▶ [DIRECTION] The entries below are to be transcribed in full, without their images.

►

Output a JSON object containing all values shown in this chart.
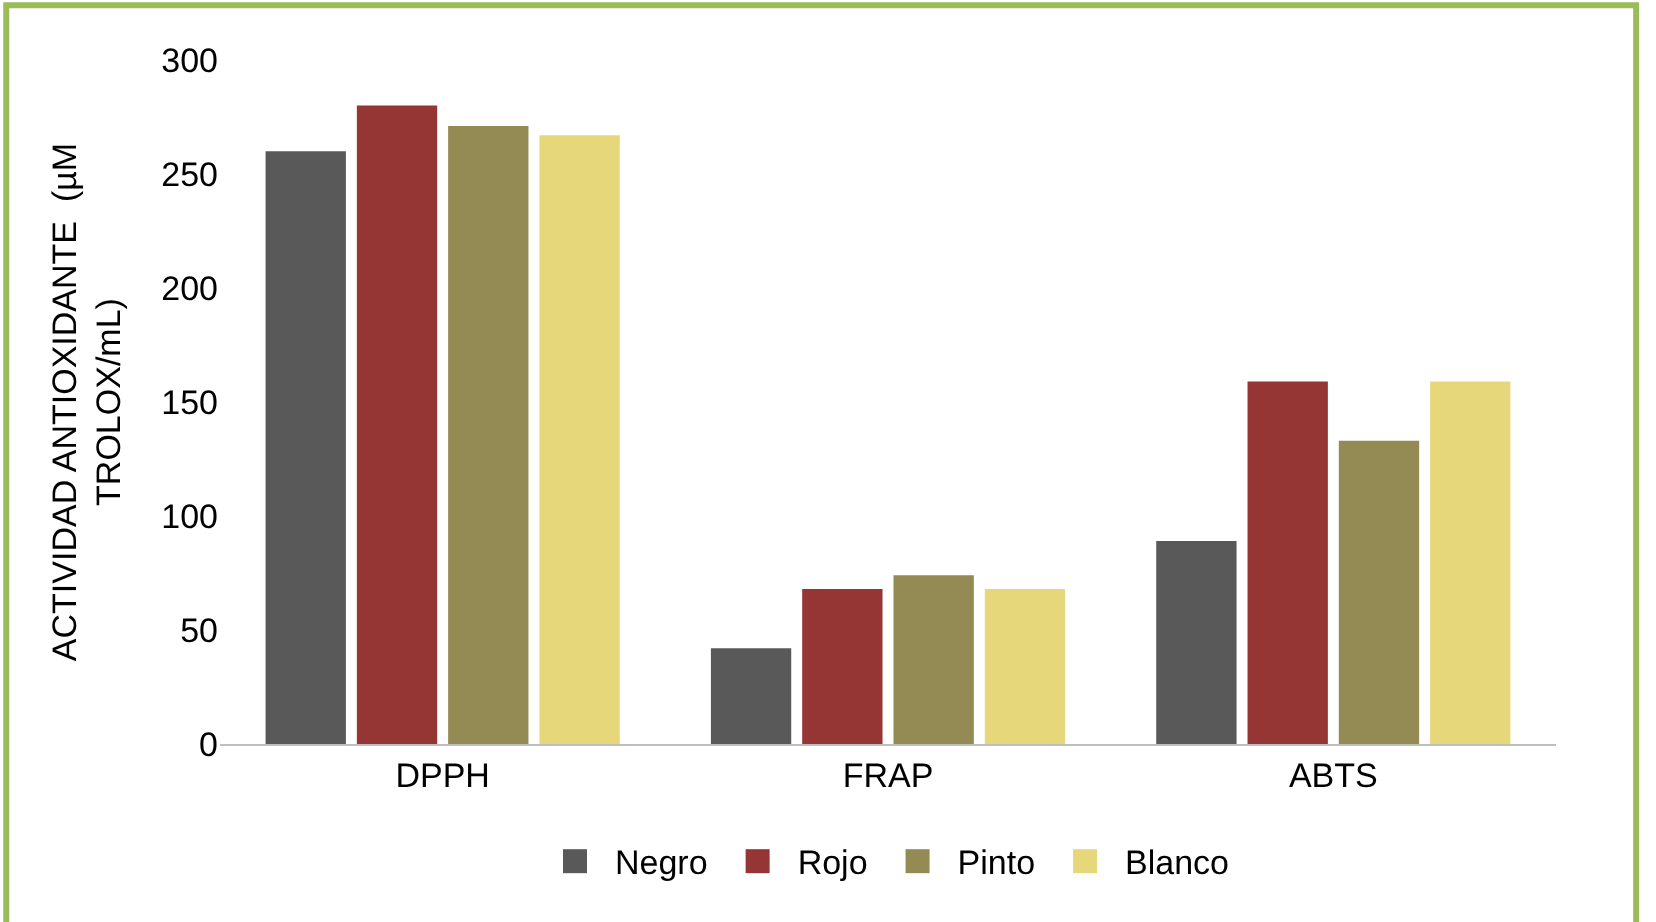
{
  "chart_data": {
    "type": "bar",
    "ylabel": "ACTIVIDAD ANTIOXIDANTE  (µM\nTROLOX/mL)",
    "categories": [
      "DPPH",
      "FRAP",
      "ABTS"
    ],
    "series": [
      {
        "name": "Negro",
        "color": "#595959",
        "values": [
          260,
          42,
          89
        ]
      },
      {
        "name": "Rojo",
        "color": "#963634",
        "values": [
          280,
          68,
          159
        ]
      },
      {
        "name": "Pinto",
        "color": "#948a54",
        "values": [
          271,
          74,
          133
        ]
      },
      {
        "name": "Blanco",
        "color": "#e6d87a",
        "values": [
          267,
          68,
          159
        ]
      }
    ],
    "ylim": [
      0,
      300
    ],
    "yticks": [
      0,
      50,
      100,
      150,
      200,
      250,
      300
    ],
    "legend": "bottom"
  }
}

◄

▶ [TASK OUTPUT]
Output a JSON object containing all values shown in this chart.
{
  "chart_data": {
    "type": "bar",
    "ylabel": "ACTIVIDAD ANTIOXIDANTE  (µM\nTROLOX/mL)",
    "categories": [
      "DPPH",
      "FRAP",
      "ABTS"
    ],
    "series": [
      {
        "name": "Negro",
        "color": "#595959",
        "values": [
          260,
          42,
          89
        ]
      },
      {
        "name": "Rojo",
        "color": "#963634",
        "values": [
          280,
          68,
          159
        ]
      },
      {
        "name": "Pinto",
        "color": "#948a54",
        "values": [
          271,
          74,
          133
        ]
      },
      {
        "name": "Blanco",
        "color": "#e6d87a",
        "values": [
          267,
          68,
          159
        ]
      }
    ],
    "ylim": [
      0,
      300
    ],
    "yticks": [
      0,
      50,
      100,
      150,
      200,
      250,
      300
    ],
    "legend": "bottom"
  }
}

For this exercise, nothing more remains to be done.